** BEGIN **
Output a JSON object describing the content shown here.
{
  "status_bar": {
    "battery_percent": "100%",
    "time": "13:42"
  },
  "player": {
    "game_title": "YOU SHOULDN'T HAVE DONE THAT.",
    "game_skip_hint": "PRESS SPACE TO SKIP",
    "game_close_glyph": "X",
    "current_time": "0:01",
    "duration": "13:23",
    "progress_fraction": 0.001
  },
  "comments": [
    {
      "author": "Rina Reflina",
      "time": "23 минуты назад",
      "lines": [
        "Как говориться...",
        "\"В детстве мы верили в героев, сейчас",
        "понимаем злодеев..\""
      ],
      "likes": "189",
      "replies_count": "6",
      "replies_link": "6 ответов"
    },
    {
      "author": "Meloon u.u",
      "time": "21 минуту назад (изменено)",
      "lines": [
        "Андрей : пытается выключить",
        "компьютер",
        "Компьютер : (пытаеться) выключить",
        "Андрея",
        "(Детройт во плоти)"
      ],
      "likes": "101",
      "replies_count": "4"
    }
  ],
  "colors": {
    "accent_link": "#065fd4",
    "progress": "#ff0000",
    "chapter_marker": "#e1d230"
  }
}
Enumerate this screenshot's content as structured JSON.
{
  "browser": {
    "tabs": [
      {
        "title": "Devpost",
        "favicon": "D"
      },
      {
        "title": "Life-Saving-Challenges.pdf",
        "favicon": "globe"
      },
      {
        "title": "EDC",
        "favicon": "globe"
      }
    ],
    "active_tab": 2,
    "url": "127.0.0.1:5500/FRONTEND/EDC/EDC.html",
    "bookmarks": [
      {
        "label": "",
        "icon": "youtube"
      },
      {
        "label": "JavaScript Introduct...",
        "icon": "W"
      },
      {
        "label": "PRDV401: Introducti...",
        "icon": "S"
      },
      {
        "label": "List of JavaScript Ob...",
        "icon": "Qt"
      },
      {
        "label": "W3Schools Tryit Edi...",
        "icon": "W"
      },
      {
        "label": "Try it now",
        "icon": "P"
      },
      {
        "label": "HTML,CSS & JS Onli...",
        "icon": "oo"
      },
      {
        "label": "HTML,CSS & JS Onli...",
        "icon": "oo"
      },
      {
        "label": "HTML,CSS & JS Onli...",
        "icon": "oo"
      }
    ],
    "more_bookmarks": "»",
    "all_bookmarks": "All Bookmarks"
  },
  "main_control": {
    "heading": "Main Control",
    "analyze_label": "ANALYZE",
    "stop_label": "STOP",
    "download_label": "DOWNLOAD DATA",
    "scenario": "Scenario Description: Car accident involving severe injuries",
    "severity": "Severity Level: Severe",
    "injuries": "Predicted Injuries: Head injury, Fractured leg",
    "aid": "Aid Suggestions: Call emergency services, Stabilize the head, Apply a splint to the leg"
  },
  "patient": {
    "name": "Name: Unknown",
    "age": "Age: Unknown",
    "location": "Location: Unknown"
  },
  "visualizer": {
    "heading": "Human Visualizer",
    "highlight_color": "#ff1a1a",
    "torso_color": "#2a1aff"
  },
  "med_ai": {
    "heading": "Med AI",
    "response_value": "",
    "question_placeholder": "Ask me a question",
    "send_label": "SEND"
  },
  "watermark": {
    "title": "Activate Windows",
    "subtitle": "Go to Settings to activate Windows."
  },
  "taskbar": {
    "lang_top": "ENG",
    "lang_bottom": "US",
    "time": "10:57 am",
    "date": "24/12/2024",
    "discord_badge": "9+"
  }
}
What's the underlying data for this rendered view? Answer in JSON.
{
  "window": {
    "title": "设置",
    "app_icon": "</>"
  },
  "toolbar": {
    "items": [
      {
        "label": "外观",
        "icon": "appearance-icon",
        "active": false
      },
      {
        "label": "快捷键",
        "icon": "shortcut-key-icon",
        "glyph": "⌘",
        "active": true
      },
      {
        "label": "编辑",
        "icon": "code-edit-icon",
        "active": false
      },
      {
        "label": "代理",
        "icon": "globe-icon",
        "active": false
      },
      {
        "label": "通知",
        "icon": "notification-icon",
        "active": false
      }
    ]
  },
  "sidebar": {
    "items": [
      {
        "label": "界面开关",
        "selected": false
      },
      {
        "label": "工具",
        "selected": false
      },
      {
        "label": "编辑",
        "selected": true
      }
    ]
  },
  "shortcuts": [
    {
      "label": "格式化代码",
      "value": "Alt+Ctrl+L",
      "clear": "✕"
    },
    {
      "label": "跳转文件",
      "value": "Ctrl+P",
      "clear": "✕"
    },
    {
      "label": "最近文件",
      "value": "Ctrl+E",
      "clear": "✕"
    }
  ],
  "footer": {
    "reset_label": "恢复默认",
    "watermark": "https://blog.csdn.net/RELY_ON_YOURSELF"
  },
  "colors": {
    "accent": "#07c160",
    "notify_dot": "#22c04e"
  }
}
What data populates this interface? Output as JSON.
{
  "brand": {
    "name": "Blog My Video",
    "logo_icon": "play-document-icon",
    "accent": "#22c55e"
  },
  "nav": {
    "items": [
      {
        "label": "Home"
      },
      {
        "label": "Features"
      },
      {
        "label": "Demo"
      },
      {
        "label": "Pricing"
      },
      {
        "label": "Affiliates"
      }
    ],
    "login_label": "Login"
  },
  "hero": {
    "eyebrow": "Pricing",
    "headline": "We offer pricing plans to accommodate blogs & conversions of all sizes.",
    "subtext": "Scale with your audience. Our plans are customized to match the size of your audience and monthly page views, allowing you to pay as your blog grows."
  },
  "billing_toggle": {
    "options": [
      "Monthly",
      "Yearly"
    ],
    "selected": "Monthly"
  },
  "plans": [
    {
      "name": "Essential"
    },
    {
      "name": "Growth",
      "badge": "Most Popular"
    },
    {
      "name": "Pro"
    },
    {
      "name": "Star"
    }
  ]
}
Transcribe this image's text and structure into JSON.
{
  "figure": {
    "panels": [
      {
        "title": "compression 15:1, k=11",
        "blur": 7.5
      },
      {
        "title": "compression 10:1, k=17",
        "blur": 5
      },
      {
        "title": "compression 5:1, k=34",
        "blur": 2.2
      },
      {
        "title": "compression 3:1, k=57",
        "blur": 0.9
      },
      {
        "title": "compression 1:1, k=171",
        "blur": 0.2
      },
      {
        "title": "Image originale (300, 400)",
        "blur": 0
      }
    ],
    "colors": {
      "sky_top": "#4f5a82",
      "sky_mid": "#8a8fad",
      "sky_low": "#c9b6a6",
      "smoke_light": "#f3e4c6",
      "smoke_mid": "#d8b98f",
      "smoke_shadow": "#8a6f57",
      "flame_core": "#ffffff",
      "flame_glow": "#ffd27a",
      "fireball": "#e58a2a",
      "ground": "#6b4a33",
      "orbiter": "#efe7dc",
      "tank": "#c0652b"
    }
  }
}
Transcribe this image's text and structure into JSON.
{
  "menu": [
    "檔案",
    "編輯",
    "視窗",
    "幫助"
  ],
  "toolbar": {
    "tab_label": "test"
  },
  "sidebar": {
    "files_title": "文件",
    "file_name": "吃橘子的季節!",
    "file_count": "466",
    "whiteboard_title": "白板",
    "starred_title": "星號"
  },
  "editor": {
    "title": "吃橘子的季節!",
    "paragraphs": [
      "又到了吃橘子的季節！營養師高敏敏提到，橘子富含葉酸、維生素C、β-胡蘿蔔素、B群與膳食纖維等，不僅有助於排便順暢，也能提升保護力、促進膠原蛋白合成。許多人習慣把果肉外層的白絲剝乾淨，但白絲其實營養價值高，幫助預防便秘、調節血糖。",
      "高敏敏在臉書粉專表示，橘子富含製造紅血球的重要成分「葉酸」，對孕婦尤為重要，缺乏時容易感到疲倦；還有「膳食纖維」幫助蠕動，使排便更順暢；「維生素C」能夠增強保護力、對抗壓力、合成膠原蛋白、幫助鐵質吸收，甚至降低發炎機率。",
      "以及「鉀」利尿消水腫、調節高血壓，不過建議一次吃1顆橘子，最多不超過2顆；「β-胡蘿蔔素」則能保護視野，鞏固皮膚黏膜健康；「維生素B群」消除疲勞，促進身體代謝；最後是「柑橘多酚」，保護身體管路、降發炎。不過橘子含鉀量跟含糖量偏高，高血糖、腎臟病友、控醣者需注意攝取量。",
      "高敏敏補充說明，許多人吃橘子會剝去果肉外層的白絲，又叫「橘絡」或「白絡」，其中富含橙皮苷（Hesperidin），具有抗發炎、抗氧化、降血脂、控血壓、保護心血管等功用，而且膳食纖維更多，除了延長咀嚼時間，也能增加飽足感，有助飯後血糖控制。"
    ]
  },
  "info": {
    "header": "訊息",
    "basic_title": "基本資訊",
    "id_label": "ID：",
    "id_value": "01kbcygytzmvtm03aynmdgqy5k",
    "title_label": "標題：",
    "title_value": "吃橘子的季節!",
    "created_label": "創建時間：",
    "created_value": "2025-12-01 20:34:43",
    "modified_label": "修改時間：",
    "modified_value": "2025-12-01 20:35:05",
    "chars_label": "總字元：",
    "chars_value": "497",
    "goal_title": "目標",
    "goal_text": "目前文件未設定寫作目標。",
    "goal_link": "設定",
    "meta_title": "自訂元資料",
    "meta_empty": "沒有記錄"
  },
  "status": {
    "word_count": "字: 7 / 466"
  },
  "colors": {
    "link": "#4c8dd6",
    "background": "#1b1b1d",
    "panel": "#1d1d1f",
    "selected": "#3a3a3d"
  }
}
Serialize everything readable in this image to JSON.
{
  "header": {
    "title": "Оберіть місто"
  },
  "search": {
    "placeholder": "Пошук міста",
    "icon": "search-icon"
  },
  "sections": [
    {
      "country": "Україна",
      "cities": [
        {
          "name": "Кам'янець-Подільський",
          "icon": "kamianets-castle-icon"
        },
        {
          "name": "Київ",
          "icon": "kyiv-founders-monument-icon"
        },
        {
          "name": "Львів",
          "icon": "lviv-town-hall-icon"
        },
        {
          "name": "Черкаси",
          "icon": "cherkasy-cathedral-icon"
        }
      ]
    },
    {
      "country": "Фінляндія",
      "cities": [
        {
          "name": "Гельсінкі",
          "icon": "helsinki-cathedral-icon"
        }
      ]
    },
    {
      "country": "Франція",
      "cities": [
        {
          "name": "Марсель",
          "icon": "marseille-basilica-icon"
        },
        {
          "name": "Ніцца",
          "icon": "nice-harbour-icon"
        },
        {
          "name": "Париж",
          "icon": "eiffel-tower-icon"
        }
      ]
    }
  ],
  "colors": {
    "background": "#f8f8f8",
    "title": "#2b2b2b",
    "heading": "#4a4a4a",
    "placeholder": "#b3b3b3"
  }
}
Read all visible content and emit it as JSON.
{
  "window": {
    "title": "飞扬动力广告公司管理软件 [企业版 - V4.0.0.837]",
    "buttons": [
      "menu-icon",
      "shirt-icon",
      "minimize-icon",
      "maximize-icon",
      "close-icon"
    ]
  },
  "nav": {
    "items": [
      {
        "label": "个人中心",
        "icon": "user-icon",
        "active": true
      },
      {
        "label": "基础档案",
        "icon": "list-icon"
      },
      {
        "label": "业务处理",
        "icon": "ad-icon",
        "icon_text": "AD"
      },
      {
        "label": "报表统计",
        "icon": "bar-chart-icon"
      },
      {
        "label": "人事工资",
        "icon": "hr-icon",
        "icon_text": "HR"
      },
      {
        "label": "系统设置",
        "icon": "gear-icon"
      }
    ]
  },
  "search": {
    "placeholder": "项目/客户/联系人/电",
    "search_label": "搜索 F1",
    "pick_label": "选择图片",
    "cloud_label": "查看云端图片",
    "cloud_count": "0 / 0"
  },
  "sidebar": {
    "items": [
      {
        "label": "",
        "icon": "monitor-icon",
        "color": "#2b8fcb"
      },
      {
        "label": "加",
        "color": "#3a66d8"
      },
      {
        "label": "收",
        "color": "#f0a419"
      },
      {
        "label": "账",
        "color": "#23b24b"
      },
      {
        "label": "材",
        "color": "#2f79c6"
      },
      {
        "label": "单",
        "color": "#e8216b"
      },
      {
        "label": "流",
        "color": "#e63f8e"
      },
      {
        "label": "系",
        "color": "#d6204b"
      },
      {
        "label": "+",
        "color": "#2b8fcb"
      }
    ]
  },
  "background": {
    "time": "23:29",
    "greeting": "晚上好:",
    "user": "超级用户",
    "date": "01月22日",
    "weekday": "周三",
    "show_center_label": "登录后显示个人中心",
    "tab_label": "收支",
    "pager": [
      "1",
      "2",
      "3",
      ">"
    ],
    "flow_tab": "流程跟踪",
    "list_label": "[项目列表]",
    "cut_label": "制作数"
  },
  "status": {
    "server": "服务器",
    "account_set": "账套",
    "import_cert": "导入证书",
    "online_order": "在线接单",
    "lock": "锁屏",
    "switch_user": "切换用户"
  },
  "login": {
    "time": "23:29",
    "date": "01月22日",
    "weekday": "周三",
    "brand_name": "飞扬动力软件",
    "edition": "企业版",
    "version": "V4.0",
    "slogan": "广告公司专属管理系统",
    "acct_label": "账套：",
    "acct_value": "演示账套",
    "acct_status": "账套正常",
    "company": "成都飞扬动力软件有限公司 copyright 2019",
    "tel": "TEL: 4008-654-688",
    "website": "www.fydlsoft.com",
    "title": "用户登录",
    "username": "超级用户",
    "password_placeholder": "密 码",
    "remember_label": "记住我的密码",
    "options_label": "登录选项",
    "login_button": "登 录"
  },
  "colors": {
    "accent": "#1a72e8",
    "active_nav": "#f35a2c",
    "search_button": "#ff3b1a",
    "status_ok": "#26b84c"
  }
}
** END **
Across the data, tally the lines containing "compression" and give back the number alone.

5